-------- RECORDS SUPPLIED

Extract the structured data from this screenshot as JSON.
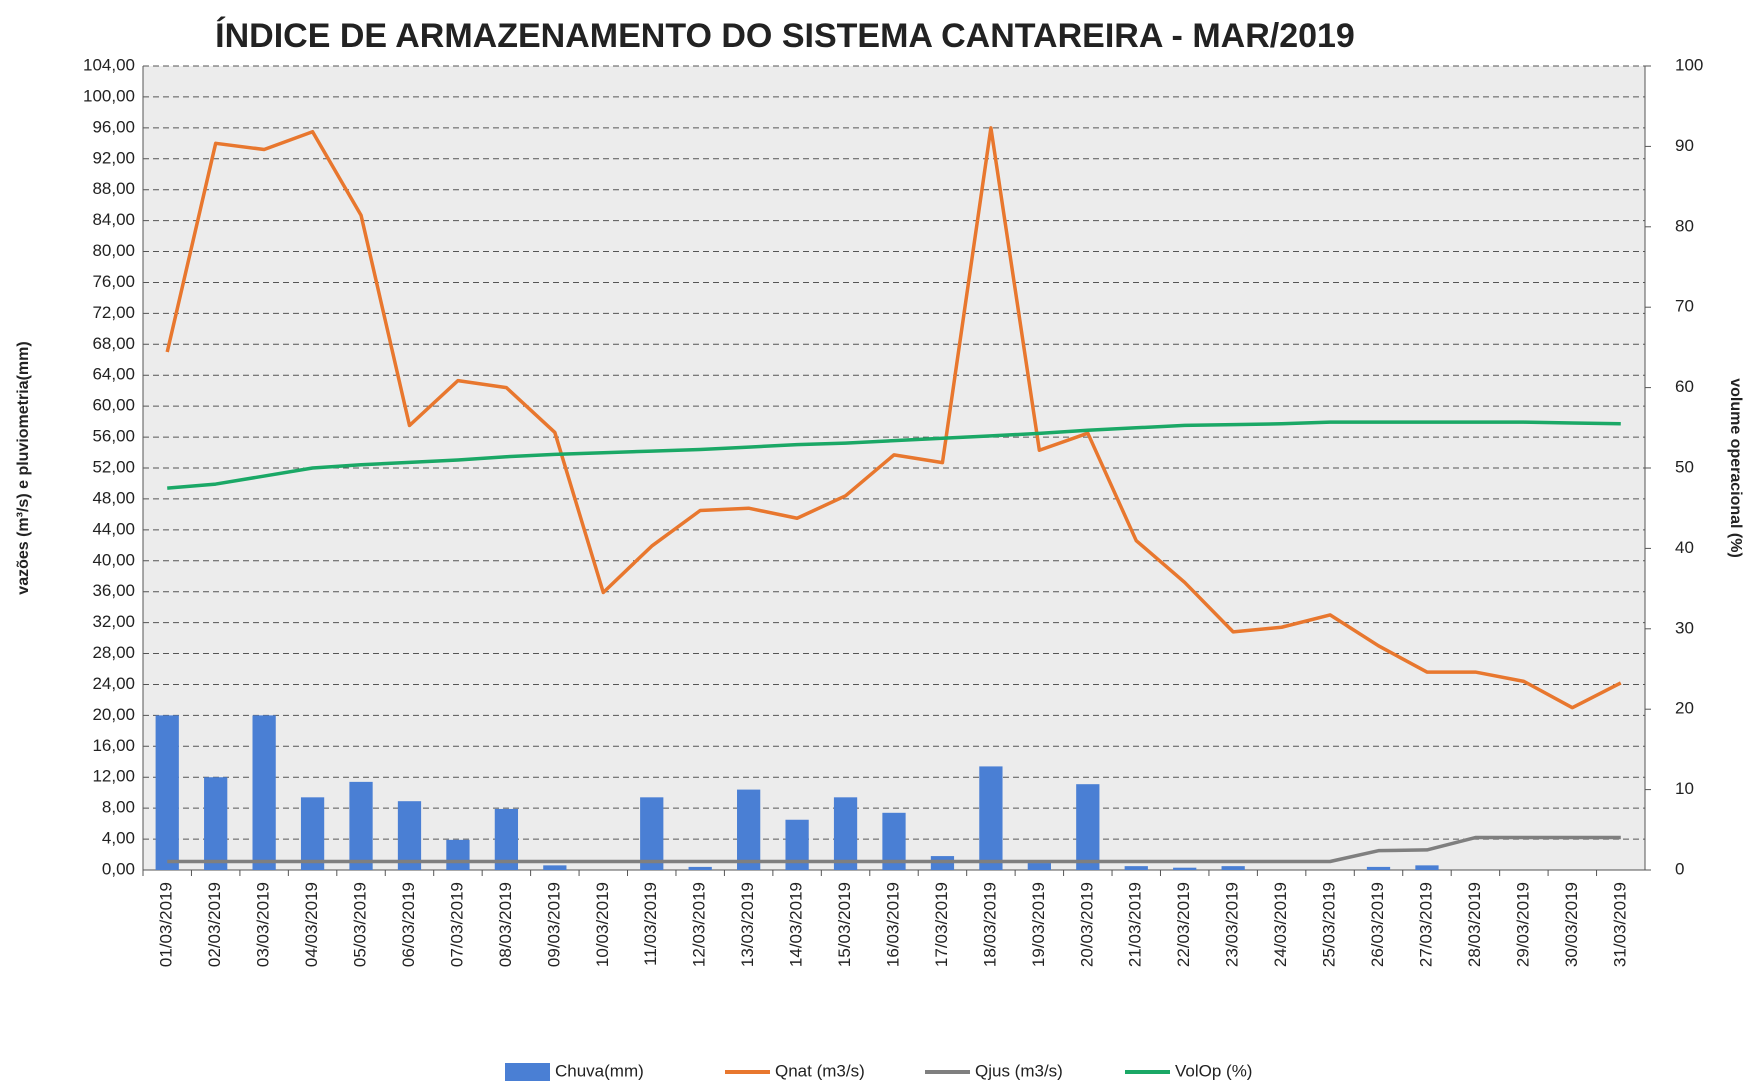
{
  "chart_data": {
    "type": "combo",
    "title": "ÍNDICE DE ARMAZENAMENTO DO SISTEMA CANTAREIRA - MAR/2019",
    "y_label": "vazões (m³/s) e pluviometria(mm)",
    "y2_label": "volume operacional (%)",
    "categories": [
      "01/03/2019",
      "02/03/2019",
      "03/03/2019",
      "04/03/2019",
      "05/03/2019",
      "06/03/2019",
      "07/03/2019",
      "08/03/2019",
      "09/03/2019",
      "10/03/2019",
      "11/03/2019",
      "12/03/2019",
      "13/03/2019",
      "14/03/2019",
      "15/03/2019",
      "16/03/2019",
      "17/03/2019",
      "18/03/2019",
      "19/03/2019",
      "20/03/2019",
      "21/03/2019",
      "22/03/2019",
      "23/03/2019",
      "24/03/2019",
      "25/03/2019",
      "26/03/2019",
      "27/03/2019",
      "28/03/2019",
      "29/03/2019",
      "30/03/2019",
      "31/03/2019"
    ],
    "series": [
      {
        "name": "Chuva(mm)",
        "type": "bar",
        "color": "#4a7fd4",
        "values": [
          20,
          12,
          20,
          9.4,
          11.4,
          8.9,
          3.9,
          7.9,
          0.6,
          0,
          9.4,
          0.4,
          10.4,
          6.5,
          9.4,
          7.4,
          1.8,
          13.4,
          0.9,
          11.1,
          0.5,
          0.3,
          0.5,
          0,
          0,
          0.4,
          0.6,
          0,
          0,
          0,
          0
        ]
      },
      {
        "name": "Qnat (m3/s)",
        "type": "line",
        "color": "#e8772e",
        "values": [
          67,
          94,
          93.2,
          95.5,
          84.7,
          57.5,
          63.3,
          62.4,
          56.6,
          35.9,
          41.9,
          46.5,
          46.8,
          45.5,
          48.4,
          53.7,
          52.7,
          96,
          54.3,
          56.5,
          42.6,
          37.2,
          30.8,
          31.4,
          33,
          29,
          25.6,
          25.6,
          24.4,
          21,
          24.2
        ]
      },
      {
        "name": "Qjus (m3/s)",
        "type": "line",
        "color": "#7f7f7f",
        "values": [
          1.1,
          1.1,
          1.1,
          1.1,
          1.1,
          1.1,
          1.1,
          1.1,
          1.1,
          1.1,
          1.1,
          1.1,
          1.1,
          1.1,
          1.1,
          1.1,
          1.1,
          1.1,
          1.1,
          1.1,
          1.1,
          1.1,
          1.1,
          1.1,
          1.1,
          2.5,
          2.6,
          4.2,
          4.2,
          4.2,
          4.2
        ]
      },
      {
        "name": "VolOp (%)",
        "type": "line",
        "axis": "y2",
        "color": "#1aa866",
        "values": [
          47.5,
          48,
          49,
          50,
          50.4,
          50.7,
          51,
          51.4,
          51.7,
          51.9,
          52.1,
          52.3,
          52.6,
          52.9,
          53.1,
          53.4,
          53.7,
          54,
          54.3,
          54.7,
          55,
          55.3,
          55.4,
          55.5,
          55.7,
          55.7,
          55.7,
          55.7,
          55.7,
          55.6,
          55.5
        ]
      }
    ],
    "ylim": [
      0,
      104
    ],
    "yticks": [
      {
        "value": 0,
        "label": "0,00"
      },
      {
        "value": 4,
        "label": "4,00"
      },
      {
        "value": 8,
        "label": "8,00"
      },
      {
        "value": 12,
        "label": "12,00"
      },
      {
        "value": 16,
        "label": "16,00"
      },
      {
        "value": 20,
        "label": "20,00"
      },
      {
        "value": 24,
        "label": "24,00"
      },
      {
        "value": 28,
        "label": "28,00"
      },
      {
        "value": 32,
        "label": "32,00"
      },
      {
        "value": 36,
        "label": "36,00"
      },
      {
        "value": 40,
        "label": "40,00"
      },
      {
        "value": 44,
        "label": "44,00"
      },
      {
        "value": 48,
        "label": "48,00"
      },
      {
        "value": 52,
        "label": "52,00"
      },
      {
        "value": 56,
        "label": "56,00"
      },
      {
        "value": 60,
        "label": "60,00"
      },
      {
        "value": 64,
        "label": "64,00"
      },
      {
        "value": 68,
        "label": "68,00"
      },
      {
        "value": 72,
        "label": "72,00"
      },
      {
        "value": 76,
        "label": "76,00"
      },
      {
        "value": 80,
        "label": "80,00"
      },
      {
        "value": 84,
        "label": "84,00"
      },
      {
        "value": 88,
        "label": "88,00"
      },
      {
        "value": 92,
        "label": "92,00"
      },
      {
        "value": 96,
        "label": "96,00"
      },
      {
        "value": 100,
        "label": "100,00"
      },
      {
        "value": 104,
        "label": "104,00"
      }
    ],
    "y2lim": [
      0,
      100
    ],
    "y2ticks": [
      0,
      10,
      20,
      30,
      40,
      50,
      60,
      70,
      80,
      90,
      100
    ],
    "grid": true,
    "legend": "bottom"
  }
}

----------------

YOUR INSTRUCTIONS:
Copy out all the entries exactly. Images stay out of the copy.

ANSWER FOR THIS EXERCISE:
Extract the structured data from this screenshot as JSON.
{
  "chart_data": {
    "type": "combo",
    "title": "ÍNDICE DE ARMAZENAMENTO DO SISTEMA CANTAREIRA - MAR/2019",
    "y_label": "vazões (m³/s) e pluviometria(mm)",
    "y2_label": "volume operacional (%)",
    "categories": [
      "01/03/2019",
      "02/03/2019",
      "03/03/2019",
      "04/03/2019",
      "05/03/2019",
      "06/03/2019",
      "07/03/2019",
      "08/03/2019",
      "09/03/2019",
      "10/03/2019",
      "11/03/2019",
      "12/03/2019",
      "13/03/2019",
      "14/03/2019",
      "15/03/2019",
      "16/03/2019",
      "17/03/2019",
      "18/03/2019",
      "19/03/2019",
      "20/03/2019",
      "21/03/2019",
      "22/03/2019",
      "23/03/2019",
      "24/03/2019",
      "25/03/2019",
      "26/03/2019",
      "27/03/2019",
      "28/03/2019",
      "29/03/2019",
      "30/03/2019",
      "31/03/2019"
    ],
    "series": [
      {
        "name": "Chuva(mm)",
        "type": "bar",
        "color": "#4a7fd4",
        "values": [
          20,
          12,
          20,
          9.4,
          11.4,
          8.9,
          3.9,
          7.9,
          0.6,
          0,
          9.4,
          0.4,
          10.4,
          6.5,
          9.4,
          7.4,
          1.8,
          13.4,
          0.9,
          11.1,
          0.5,
          0.3,
          0.5,
          0,
          0,
          0.4,
          0.6,
          0,
          0,
          0,
          0
        ]
      },
      {
        "name": "Qnat (m3/s)",
        "type": "line",
        "color": "#e8772e",
        "values": [
          67,
          94,
          93.2,
          95.5,
          84.7,
          57.5,
          63.3,
          62.4,
          56.6,
          35.9,
          41.9,
          46.5,
          46.8,
          45.5,
          48.4,
          53.7,
          52.7,
          96,
          54.3,
          56.5,
          42.6,
          37.2,
          30.8,
          31.4,
          33,
          29,
          25.6,
          25.6,
          24.4,
          21,
          24.2
        ]
      },
      {
        "name": "Qjus (m3/s)",
        "type": "line",
        "color": "#7f7f7f",
        "values": [
          1.1,
          1.1,
          1.1,
          1.1,
          1.1,
          1.1,
          1.1,
          1.1,
          1.1,
          1.1,
          1.1,
          1.1,
          1.1,
          1.1,
          1.1,
          1.1,
          1.1,
          1.1,
          1.1,
          1.1,
          1.1,
          1.1,
          1.1,
          1.1,
          1.1,
          2.5,
          2.6,
          4.2,
          4.2,
          4.2,
          4.2
        ]
      },
      {
        "name": "VolOp (%)",
        "type": "line",
        "axis": "y2",
        "color": "#1aa866",
        "values": [
          47.5,
          48,
          49,
          50,
          50.4,
          50.7,
          51,
          51.4,
          51.7,
          51.9,
          52.1,
          52.3,
          52.6,
          52.9,
          53.1,
          53.4,
          53.7,
          54,
          54.3,
          54.7,
          55,
          55.3,
          55.4,
          55.5,
          55.7,
          55.7,
          55.7,
          55.7,
          55.7,
          55.6,
          55.5
        ]
      }
    ],
    "ylim": [
      0,
      104
    ],
    "yticks": [
      {
        "value": 0,
        "label": "0,00"
      },
      {
        "value": 4,
        "label": "4,00"
      },
      {
        "value": 8,
        "label": "8,00"
      },
      {
        "value": 12,
        "label": "12,00"
      },
      {
        "value": 16,
        "label": "16,00"
      },
      {
        "value": 20,
        "label": "20,00"
      },
      {
        "value": 24,
        "label": "24,00"
      },
      {
        "value": 28,
        "label": "28,00"
      },
      {
        "value": 32,
        "label": "32,00"
      },
      {
        "value": 36,
        "label": "36,00"
      },
      {
        "value": 40,
        "label": "40,00"
      },
      {
        "value": 44,
        "label": "44,00"
      },
      {
        "value": 48,
        "label": "48,00"
      },
      {
        "value": 52,
        "label": "52,00"
      },
      {
        "value": 56,
        "label": "56,00"
      },
      {
        "value": 60,
        "label": "60,00"
      },
      {
        "value": 64,
        "label": "64,00"
      },
      {
        "value": 68,
        "label": "68,00"
      },
      {
        "value": 72,
        "label": "72,00"
      },
      {
        "value": 76,
        "label": "76,00"
      },
      {
        "value": 80,
        "label": "80,00"
      },
      {
        "value": 84,
        "label": "84,00"
      },
      {
        "value": 88,
        "label": "88,00"
      },
      {
        "value": 92,
        "label": "92,00"
      },
      {
        "value": 96,
        "label": "96,00"
      },
      {
        "value": 100,
        "label": "100,00"
      },
      {
        "value": 104,
        "label": "104,00"
      }
    ],
    "y2lim": [
      0,
      100
    ],
    "y2ticks": [
      0,
      10,
      20,
      30,
      40,
      50,
      60,
      70,
      80,
      90,
      100
    ],
    "grid": true,
    "legend": "bottom"
  }
}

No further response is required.